Extracted records start

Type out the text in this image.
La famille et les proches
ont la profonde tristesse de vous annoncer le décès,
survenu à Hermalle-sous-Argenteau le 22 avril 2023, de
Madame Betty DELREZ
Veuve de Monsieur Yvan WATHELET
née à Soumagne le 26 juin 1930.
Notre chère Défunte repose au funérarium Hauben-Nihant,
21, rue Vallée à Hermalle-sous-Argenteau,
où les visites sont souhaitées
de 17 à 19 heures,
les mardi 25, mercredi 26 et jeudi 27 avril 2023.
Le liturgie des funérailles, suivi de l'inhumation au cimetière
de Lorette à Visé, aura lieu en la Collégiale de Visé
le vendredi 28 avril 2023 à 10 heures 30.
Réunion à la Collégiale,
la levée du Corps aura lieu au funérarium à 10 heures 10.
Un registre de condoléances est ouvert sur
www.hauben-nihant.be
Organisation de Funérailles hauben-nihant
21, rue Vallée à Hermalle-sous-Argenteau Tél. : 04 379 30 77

Extracted records end

Repeat all entries. Match them exactly.

The response:
Type out the text in this image.
La famille et les proches
ont la profonde tristesse de vous annoncer le décès,
survenu à Hermalle-sous-Argenteau le 22 avril 2023, de
Madame Betty DELREZ
Veuve de Monsieur Yvan WATHELET
née à Soumagne le 26 juin 1930.
Notre chère Défunte repose au funérarium Hauben-Nihant,
21, rue Vallée à Hermalle-sous-Argenteau,
où les visites sont souhaitées
de 17 à 19 heures,
les mardi 25, mercredi 26 et jeudi 27 avril 2023.
Le liturgie des funérailles, suivi de l'inhumation au cimetière
de Lorette à Visé, aura lieu en la Collégiale de Visé
le vendredi 28 avril 2023 à 10 heures 30.
Réunion à la Collégiale,
la levée du Corps aura lieu au funérarium à 10 heures 10.
Un registre de condoléances est ouvert sur
www.hauben-nihant.be
Organisation de Funérailles hauben-nihant
21, rue Vallée à Hermalle-sous-Argenteau Tél. : 04 379 30 77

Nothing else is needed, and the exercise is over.